TASK BRIEF
Look through the material and copy each line holding "results".

• • • •

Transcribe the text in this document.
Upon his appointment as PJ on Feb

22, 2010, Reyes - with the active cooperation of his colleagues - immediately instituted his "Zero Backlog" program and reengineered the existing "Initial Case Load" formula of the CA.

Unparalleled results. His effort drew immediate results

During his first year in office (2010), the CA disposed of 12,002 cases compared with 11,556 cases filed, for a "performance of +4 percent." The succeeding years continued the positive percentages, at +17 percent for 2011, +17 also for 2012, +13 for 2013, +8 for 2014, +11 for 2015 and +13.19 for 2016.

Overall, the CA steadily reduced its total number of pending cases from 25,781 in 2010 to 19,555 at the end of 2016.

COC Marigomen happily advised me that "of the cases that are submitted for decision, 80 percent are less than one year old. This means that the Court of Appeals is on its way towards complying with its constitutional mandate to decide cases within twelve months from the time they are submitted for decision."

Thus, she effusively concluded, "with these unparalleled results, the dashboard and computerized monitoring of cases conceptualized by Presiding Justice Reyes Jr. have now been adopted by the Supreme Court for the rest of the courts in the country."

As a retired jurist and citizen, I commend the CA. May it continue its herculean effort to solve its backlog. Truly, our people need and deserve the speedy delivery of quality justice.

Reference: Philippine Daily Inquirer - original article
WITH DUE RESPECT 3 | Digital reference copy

• • • •

COMPLETED EXERCISE
Unparalleled results. His effort drew immediate results
Thus, she effusively concluded, "with these unparalleled results, the dashboard and computerized monitoring of cases conceptualized by Presiding Justice Reyes Jr. have now been adopted by the Supreme Court for the rest of the courts in the country."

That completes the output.